== What you have to do ==
Look through the data below. Pick out the lines holding the string "人力资源部根据公司整体经营战略".

-- begin Supplied entries --

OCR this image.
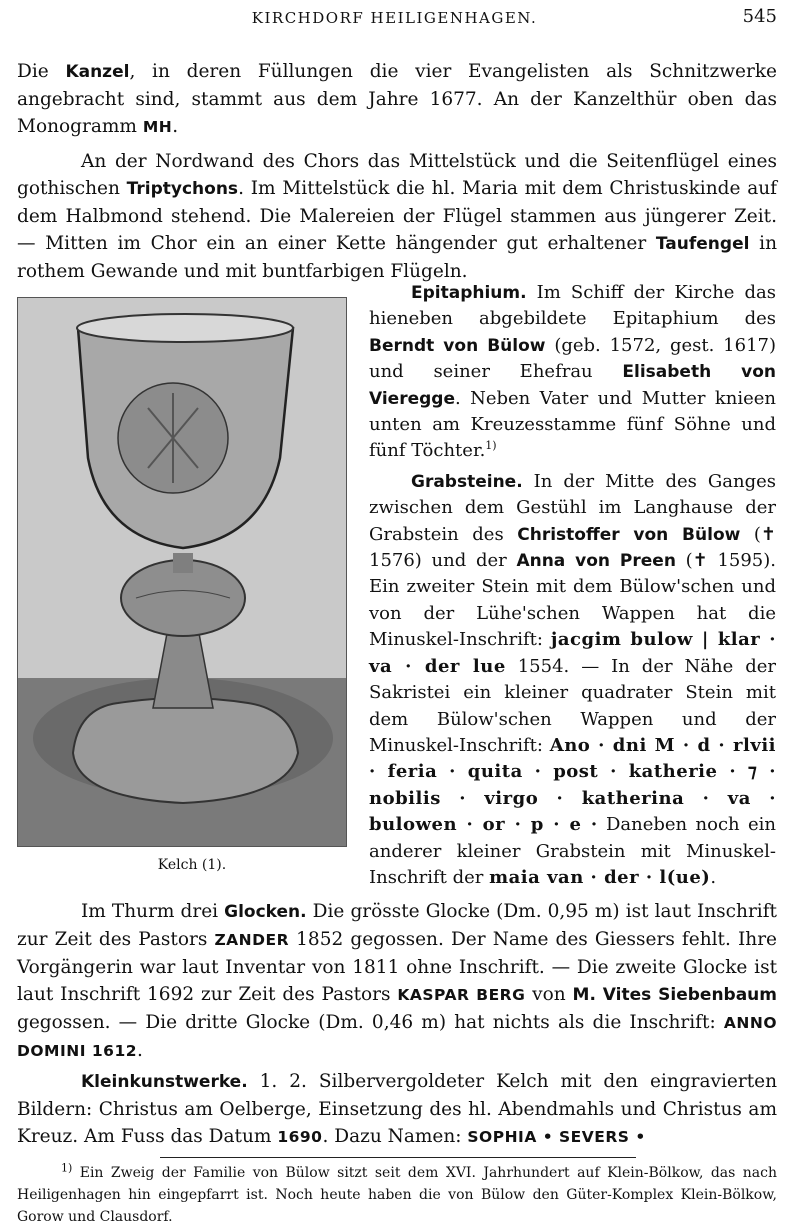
KIRCHDORF HEILIGENHAGEN.	545

Die Kanzel, in deren Füllungen die vier Evangelisten als Schnitzwerke angebracht sind, stammt aus dem Jahre 1677. An der Kanzelthür oben das Monogramm MH.

An der Nordwand des Chors das Mittelstück und die Seitenflügel eines gothischen Triptychons. Im Mittelstück die hl. Maria mit dem Christuskinde auf dem Halbmond stehend. Die Malereien der Flügel stammen aus jüngerer Zeit. — Mitten im Chor ein an einer Kette hängender gut erhaltener Taufengel in rothem Gewande und mit buntfarbigen Flügeln.

Kelch (1).

Epitaphium. Im Schiff der Kirche das hieneben abgebildete Epitaphium des Berndt von Bülow (geb. 1572, gest. 1617) und seiner Ehefrau Elisabeth von Vieregge. Neben Vater und Mutter knieen unten am Kreuzesstamme fünf Söhne und fünf Töchter.$^{1)}$

Grabsteine. In der Mitte des Ganges zwischen dem Gestühl im Langhause der Grabstein des Christoffer von Bülow (✝ 1576) und der Anna von Preen (✝ 1595). Ein zweiter Stein mit dem Bülow'schen und von der Lühe'schen Wappen hat die Minuskel-Inschrift: jacgim bulow | klar · va · der lue 1554. — In der Nähe der Sakristei ein kleiner quadrater Stein mit dem Bülow'schen Wappen und der Minuskel-Inschrift: Ano · dni M · d · rlvii · feria · quita · post · katherie · ⁊ · nobilis · virgo · katherina · va · bulowen · or · p · e · Daneben noch ein anderer kleiner Grabstein mit Minuskel-Inschrift der maia van · der · l(ue).

Im Thurm drei Glocken. Die grösste Glocke (Dm. 0,95 m) ist laut Inschrift zur Zeit des Pastors ZANDER 1852 gegossen. Der Name des Giessers fehlt. Ihre Vorgängerin war laut Inventar von 1811 ohne Inschrift. — Die zweite Glocke ist laut Inschrift 1692 zur Zeit des Pastors KASPAR BERG von M. Vites Siebenbaum gegossen. — Die dritte Glocke (Dm. 0,46 m) hat nichts als die Inschrift: ANNO DOMINI 1612.

Kleinkunstwerke. 1. 2. Silbervergoldeter Kelch mit den eingravierten Bildern: Christus am Oelberge, Einsetzung des hl. Abendmahls und Christus am Kreuz. Am Fuss das Datum 1690. Dazu Namen: SOPHIA • SEVERS •

$^{1)}$ Ein Zweig der Familie von Bülow sitzt seit dem XVI. Jahrhundert auf Klein-Bölkow, das nach Heiligenhagen hin eingepfarrt ist. Noch heute haben die von Bülow den Güter-Komplex Klein-Bölkow, Gorow und Clausdorf.
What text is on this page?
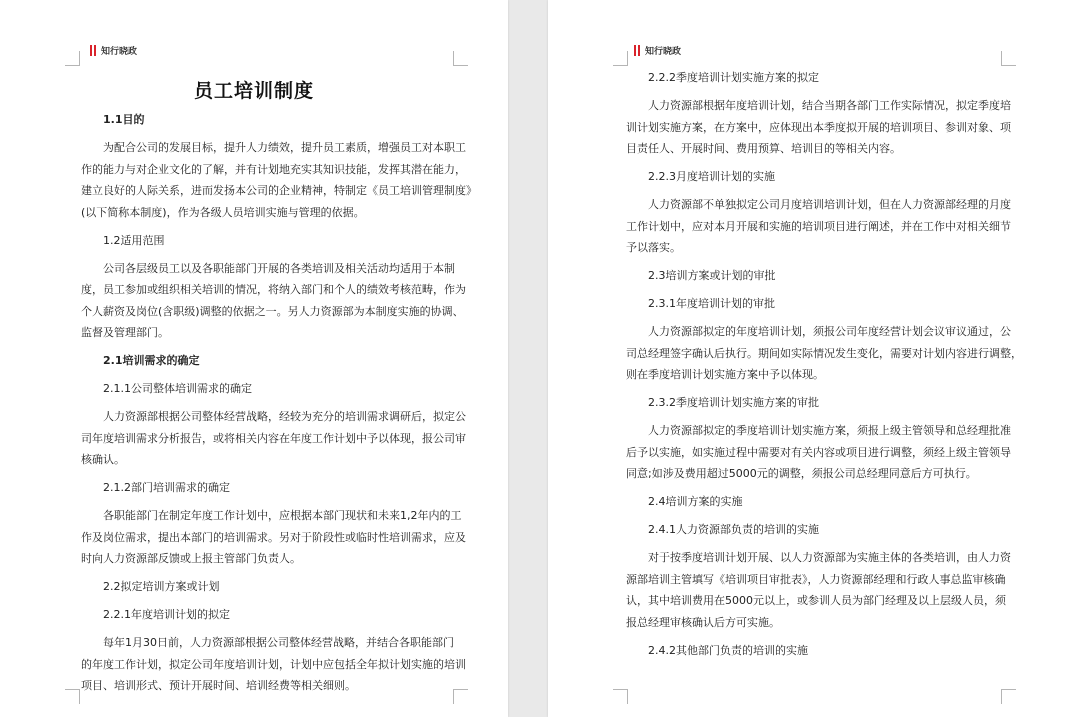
知行晓政
员工培训制度
1.1目的
为配合公司的发展目标，提升人力绩效，提升员工素质，增强员工对本职工
作的能力与对企业文化的了解，并有计划地充实其知识技能，发挥其潜在能力，
建立良好的人际关系，进而发扬本公司的企业精神，特制定《员工培训管理制度》
(以下简称本制度)，作为各级人员培训实施与管理的依据。
1.2适用范围
公司各层级员工以及各职能部门开展的各类培训及相关活动均适用于本制
度，员工参加或组织相关培训的情况，将纳入部门和个人的绩效考核范畴，作为
个人薪资及岗位(含职级)调整的依据之一。另人力资源部为本制度实施的协调、
监督及管理部门。
2.1培训需求的确定
2.1.1公司整体培训需求的确定
人力资源部根据公司整体经营战略，经较为充分的培训需求调研后，拟定公
司年度培训需求分析报告，或将相关内容在年度工作计划中予以体现，报公司审
核确认。
2.1.2部门培训需求的确定
各职能部门在制定年度工作计划中，应根据本部门现状和未来1,2年内的工
作及岗位需求，提出本部门的培训需求。另对于阶段性或临时性培训需求，应及
时向人力资源部反馈或上报主管部门负责人。
2.2拟定培训方案或计划
2.2.1年度培训计划的拟定
每年1月30日前，人力资源部根据公司整体经营战略，并结合各职能部门
的年度工作计划，拟定公司年度培训计划，计划中应包括全年拟计划实施的培训
项目、培训形式、预计开展时间、培训经费等相关细则。
知行晓政
2.2.2季度培训计划实施方案的拟定
人力资源部根据年度培训计划，结合当期各部门工作实际情况，拟定季度培
训计划实施方案，在方案中，应体现出本季度拟开展的培训项目、参训对象、项
目责任人、开展时间、费用预算、培训目的等相关内容。
2.2.3月度培训计划的实施
人力资源部不单独拟定公司月度培训培训计划，但在人力资源部经理的月度
工作计划中，应对本月开展和实施的培训项目进行阐述，并在工作中对相关细节
予以落实。
2.3培训方案或计划的审批
2.3.1年度培训计划的审批
人力资源部拟定的年度培训计划，须报公司年度经营计划会议审议通过，公
司总经理签字确认后执行。期间如实际情况发生变化，需要对计划内容进行调整，
则在季度培训计划实施方案中予以体现。
2.3.2季度培训计划实施方案的审批
人力资源部拟定的季度培训计划实施方案，须报上级主管领导和总经理批准
后予以实施，如实施过程中需要对有关内容或项目进行调整，须经上级主管领导
同意;如涉及费用超过5000元的调整，须报公司总经理同意后方可执行。
2.4培训方案的实施
2.4.1人力资源部负责的培训的实施
对于按季度培训计划开展、以人力资源部为实施主体的各类培训，由人力资
源部培训主管填写《培训项目审批表》，人力资源部经理和行政人事总监审核确
认，其中培训费用在5000元以上，或参训人员为部门经理及以上层级人员，须
报总经理审核确认后方可实施。
2.4.2其他部门负责的培训的实施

-- end Supplied entries --

== Exercise response ==
人力资源部根据公司整体经营战略，经较为充分的培训需求调研后，拟定公
每年1月30日前，人力资源部根据公司整体经营战略，并结合各职能部门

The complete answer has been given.